++++ Page text

One of the greatest comic talents of his generation, Peter Sellers had an exceptional gift for losing himself in a character -- so much so that, beyond his remarkable skill as a performer and his fondness for the humor of the absurd, it's difficult to draw a connection between many of his best performances. While his fondness for playing multiple roles in the same film may have seemed like a stunt coming from many other actors, Sellers had the ability to make each character he played seem distinct and different, and while he was known and loved as a funnyman, only in a handful of roles was he able to explore the full range of his gifts, which suggested he could have had just as strong a career as a dramatic actor.

Born Richard Henry Sellers on September 8, 1925, Sellers was nicknamed "Peter" by his parents, Bill and Agnes Sellers, in memory of his brother, who was a stillbirth. Bill and Agnes made their living as performers on the British vaudeville circuit, and Sellers made his first appearance on-stage only two days after his birth, when his father brought out his infant son during an encore. As a child, Sellers studied dance at the behest of his parents when not occupied with his studies at St. Aloysius' Boarding and Day School for Boys. Sellers also developed a knack for music, and in his teens began playing drums with local dance bands. Shortly after his 18th birthday, Sellers joined the Royal Air Force, and became part of a troupe of entertainers who performed at RAF camps both in England and abroad. During his time in the service, Sellers met fellow comedians Spike Milligan, Harry Secombe, and Michael Bentine; after the war, they found work as performers with the British Broadcasting Corporation, and Sellers hoped to follow suit. After several failed auditions, Sellers struck upon the idea of calling Roy Speer, a BBC producer, posing as one of the network's top actors. Sellers gave Sellers an enthusiastic recommendation, and Speer gave him a spot on the radio series Show Time.

++++++++

Short exercise –
According to the Peter Sellers biography, who gave Sellers the nickname "Peter," and in whose memory?

++++ Record set

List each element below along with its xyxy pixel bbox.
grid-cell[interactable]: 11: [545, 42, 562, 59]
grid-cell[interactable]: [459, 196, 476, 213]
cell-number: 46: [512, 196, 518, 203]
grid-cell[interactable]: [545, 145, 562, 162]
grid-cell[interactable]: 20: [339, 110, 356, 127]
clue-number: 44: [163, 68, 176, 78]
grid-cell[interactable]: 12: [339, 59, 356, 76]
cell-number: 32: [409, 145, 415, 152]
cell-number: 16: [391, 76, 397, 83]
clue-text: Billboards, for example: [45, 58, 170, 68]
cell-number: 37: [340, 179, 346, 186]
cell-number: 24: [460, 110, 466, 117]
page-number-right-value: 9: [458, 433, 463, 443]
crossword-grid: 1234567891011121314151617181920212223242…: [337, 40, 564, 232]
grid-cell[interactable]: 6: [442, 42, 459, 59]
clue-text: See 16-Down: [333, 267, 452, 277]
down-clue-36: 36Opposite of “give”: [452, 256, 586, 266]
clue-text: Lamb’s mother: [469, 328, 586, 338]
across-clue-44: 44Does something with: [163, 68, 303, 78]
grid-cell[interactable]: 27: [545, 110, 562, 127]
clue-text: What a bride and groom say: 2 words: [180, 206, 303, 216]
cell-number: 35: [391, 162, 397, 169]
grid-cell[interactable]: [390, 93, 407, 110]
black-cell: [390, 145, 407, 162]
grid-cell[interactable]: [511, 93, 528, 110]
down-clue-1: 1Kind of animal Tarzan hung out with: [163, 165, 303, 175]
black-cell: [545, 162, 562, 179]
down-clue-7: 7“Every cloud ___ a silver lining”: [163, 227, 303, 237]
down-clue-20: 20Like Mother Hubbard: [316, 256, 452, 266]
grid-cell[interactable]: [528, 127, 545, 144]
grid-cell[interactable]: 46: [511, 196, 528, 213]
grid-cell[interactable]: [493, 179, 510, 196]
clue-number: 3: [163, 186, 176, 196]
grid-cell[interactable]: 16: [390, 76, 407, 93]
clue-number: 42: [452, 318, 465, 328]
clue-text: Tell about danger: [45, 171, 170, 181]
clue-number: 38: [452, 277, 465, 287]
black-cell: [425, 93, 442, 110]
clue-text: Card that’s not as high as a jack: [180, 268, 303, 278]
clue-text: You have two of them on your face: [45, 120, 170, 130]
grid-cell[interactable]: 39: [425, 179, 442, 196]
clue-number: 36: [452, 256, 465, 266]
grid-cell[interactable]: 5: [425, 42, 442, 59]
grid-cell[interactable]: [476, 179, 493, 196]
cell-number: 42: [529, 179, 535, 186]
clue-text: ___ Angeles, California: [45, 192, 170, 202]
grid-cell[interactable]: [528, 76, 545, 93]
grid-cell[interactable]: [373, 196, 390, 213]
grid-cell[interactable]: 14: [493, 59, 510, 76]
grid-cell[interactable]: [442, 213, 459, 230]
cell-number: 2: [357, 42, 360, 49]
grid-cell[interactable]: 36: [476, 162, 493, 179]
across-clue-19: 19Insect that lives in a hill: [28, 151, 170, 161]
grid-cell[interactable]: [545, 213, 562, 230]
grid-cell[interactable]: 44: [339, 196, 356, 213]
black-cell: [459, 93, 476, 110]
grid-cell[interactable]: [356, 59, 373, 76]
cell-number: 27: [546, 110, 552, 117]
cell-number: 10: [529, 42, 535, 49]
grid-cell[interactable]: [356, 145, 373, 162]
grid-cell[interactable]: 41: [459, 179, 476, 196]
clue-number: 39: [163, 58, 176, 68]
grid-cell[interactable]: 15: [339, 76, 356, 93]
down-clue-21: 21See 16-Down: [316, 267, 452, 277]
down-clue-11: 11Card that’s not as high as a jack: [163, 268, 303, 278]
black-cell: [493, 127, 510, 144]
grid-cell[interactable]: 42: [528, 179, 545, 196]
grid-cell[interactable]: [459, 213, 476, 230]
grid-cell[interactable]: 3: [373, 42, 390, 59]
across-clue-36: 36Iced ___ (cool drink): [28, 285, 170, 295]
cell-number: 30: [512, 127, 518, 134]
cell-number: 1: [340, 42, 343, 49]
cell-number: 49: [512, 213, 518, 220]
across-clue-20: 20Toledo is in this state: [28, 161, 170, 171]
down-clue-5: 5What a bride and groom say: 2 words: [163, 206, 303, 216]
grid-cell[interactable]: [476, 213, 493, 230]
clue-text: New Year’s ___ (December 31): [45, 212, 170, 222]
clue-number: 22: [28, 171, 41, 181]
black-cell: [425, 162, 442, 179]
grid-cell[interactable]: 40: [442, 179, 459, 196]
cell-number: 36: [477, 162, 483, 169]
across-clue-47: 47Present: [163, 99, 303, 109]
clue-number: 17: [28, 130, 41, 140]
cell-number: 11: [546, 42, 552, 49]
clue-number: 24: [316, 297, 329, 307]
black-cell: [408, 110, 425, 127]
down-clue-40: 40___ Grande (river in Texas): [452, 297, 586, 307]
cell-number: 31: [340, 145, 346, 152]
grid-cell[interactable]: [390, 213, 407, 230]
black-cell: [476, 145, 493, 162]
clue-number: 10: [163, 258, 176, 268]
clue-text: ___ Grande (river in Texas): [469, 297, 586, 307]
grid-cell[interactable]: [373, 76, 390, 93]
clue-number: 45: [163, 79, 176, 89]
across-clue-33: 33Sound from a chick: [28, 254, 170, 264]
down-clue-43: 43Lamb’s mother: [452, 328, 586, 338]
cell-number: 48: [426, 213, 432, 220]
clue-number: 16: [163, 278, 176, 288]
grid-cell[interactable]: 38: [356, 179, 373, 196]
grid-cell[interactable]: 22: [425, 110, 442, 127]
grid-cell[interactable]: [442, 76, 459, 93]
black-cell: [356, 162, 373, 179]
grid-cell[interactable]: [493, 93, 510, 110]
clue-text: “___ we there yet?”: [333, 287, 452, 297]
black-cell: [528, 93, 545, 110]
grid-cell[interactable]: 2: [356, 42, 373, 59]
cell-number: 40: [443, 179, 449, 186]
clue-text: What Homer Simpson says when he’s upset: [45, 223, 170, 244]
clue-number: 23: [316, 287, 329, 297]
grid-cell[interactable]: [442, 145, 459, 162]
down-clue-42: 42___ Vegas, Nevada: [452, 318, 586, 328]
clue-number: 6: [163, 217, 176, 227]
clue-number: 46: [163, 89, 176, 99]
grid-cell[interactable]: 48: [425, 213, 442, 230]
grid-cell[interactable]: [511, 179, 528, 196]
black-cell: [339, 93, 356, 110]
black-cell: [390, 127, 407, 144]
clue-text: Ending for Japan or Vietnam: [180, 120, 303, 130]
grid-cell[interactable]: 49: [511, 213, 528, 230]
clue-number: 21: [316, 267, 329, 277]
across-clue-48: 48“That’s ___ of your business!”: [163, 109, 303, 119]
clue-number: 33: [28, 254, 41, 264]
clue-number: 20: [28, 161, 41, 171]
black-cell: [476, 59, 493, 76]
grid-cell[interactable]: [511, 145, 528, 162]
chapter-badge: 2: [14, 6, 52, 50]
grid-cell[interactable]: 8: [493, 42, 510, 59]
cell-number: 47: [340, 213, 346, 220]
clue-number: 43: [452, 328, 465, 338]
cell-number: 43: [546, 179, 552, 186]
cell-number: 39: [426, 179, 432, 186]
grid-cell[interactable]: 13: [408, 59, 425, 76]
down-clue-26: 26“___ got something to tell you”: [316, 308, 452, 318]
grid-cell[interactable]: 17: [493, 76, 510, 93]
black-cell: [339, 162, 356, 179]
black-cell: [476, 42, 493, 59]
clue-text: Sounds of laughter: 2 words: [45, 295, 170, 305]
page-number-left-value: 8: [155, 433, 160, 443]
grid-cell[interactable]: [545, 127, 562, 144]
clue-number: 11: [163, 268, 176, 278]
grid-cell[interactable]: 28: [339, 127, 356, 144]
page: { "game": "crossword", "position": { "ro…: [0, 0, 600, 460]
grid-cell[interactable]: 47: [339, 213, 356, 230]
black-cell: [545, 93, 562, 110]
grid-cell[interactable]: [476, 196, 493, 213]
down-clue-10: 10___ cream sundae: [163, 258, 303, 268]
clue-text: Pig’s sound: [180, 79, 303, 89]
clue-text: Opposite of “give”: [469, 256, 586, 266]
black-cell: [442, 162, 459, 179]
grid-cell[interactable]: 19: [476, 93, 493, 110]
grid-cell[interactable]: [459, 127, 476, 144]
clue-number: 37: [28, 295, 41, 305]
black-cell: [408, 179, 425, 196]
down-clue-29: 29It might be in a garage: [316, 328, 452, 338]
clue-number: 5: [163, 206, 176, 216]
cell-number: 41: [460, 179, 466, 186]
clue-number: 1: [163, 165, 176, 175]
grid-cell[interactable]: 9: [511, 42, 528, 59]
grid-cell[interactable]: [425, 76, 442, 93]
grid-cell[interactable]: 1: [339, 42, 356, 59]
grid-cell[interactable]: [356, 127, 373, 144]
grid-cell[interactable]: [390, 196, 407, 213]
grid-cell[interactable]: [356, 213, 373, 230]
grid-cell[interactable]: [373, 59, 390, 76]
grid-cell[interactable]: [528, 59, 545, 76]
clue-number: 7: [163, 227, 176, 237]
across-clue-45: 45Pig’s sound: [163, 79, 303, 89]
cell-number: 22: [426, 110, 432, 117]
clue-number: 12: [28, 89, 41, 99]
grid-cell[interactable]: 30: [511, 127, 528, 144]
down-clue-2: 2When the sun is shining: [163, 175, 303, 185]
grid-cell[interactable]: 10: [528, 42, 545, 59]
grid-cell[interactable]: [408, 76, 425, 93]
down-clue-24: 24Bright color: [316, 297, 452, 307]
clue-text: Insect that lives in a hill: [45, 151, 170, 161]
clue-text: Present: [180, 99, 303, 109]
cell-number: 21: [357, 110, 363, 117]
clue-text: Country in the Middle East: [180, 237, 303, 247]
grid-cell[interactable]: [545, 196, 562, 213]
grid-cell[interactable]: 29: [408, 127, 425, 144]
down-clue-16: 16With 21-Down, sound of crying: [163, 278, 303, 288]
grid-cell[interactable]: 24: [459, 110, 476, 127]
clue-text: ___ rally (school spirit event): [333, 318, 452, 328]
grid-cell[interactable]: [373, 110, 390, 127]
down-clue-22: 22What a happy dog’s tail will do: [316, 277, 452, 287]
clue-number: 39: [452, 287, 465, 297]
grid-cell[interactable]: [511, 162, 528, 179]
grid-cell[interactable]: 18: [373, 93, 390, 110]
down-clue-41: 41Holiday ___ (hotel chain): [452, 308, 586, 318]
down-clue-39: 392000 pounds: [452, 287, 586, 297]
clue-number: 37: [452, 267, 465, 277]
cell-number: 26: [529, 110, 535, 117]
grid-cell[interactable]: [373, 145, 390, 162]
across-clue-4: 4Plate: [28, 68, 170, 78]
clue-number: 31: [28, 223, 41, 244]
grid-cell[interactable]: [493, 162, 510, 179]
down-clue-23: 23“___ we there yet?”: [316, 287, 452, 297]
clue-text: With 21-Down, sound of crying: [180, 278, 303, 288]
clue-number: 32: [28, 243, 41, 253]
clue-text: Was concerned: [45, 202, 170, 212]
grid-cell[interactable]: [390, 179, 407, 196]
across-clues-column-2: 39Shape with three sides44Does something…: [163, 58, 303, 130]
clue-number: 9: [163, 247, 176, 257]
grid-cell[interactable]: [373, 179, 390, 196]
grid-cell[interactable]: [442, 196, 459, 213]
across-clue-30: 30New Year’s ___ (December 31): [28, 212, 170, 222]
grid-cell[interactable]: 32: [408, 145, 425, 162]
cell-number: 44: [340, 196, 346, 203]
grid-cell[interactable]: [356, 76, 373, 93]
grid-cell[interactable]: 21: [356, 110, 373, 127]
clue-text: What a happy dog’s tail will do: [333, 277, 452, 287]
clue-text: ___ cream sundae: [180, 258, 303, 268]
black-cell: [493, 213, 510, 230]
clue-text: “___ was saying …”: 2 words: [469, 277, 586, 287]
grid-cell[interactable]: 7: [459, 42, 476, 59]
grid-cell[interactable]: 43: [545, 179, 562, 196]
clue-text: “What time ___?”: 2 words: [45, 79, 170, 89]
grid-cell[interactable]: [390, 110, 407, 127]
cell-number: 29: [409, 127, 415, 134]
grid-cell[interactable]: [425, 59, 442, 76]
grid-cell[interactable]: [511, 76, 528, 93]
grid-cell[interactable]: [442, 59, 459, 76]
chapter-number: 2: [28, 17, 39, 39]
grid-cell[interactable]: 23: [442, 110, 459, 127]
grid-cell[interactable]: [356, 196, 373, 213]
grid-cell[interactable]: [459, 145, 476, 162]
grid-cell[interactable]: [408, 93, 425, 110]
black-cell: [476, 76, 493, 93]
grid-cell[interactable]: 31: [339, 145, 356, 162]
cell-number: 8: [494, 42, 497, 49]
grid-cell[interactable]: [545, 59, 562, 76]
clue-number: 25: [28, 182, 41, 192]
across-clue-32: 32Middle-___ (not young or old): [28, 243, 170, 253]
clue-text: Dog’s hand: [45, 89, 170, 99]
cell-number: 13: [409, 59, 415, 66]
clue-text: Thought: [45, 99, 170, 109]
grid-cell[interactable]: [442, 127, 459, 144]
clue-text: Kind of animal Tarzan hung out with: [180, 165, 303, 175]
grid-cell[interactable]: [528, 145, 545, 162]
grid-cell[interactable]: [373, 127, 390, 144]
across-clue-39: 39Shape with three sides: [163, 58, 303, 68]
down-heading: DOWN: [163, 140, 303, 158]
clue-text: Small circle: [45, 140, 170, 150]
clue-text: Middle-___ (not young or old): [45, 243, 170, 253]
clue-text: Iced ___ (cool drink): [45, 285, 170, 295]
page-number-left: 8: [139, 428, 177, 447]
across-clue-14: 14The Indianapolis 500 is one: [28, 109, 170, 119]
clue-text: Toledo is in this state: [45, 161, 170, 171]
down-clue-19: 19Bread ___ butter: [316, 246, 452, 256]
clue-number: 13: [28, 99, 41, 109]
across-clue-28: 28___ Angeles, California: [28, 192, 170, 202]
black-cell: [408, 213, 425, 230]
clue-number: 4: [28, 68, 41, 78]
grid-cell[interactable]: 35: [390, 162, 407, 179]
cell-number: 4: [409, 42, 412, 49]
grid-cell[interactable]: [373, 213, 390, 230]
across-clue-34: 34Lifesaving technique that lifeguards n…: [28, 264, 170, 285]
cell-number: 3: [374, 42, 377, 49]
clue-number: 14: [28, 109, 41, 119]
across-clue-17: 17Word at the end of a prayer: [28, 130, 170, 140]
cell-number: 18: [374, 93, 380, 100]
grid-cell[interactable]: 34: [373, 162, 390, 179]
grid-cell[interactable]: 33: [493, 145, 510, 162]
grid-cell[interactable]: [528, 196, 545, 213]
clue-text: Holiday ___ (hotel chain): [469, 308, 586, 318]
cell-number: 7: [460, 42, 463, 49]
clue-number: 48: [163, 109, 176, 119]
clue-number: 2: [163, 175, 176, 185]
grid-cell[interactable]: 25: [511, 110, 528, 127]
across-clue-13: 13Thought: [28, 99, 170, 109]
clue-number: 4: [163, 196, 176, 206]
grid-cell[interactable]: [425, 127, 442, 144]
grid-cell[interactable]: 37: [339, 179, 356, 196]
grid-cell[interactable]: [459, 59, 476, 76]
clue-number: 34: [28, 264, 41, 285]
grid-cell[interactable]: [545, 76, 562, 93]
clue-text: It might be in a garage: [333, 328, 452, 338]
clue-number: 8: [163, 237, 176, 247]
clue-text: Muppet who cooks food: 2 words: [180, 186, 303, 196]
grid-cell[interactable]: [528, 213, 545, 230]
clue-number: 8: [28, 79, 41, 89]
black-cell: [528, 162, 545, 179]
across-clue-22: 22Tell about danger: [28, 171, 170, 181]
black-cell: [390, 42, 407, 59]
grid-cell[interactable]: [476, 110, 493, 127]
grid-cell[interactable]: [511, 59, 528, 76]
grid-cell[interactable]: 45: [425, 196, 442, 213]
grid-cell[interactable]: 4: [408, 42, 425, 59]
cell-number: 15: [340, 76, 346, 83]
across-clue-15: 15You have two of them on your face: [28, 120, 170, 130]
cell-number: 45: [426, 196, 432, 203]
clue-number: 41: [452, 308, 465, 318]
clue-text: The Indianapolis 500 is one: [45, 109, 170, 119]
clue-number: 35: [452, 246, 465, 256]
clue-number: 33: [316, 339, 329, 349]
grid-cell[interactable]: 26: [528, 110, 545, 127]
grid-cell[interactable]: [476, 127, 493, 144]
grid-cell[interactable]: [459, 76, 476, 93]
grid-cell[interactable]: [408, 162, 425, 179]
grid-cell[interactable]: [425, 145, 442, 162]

++++++++

The solution –
His parents, Bill and Agnes Sellers, named him "Peter" in memory of his brother, who was a stillbirth.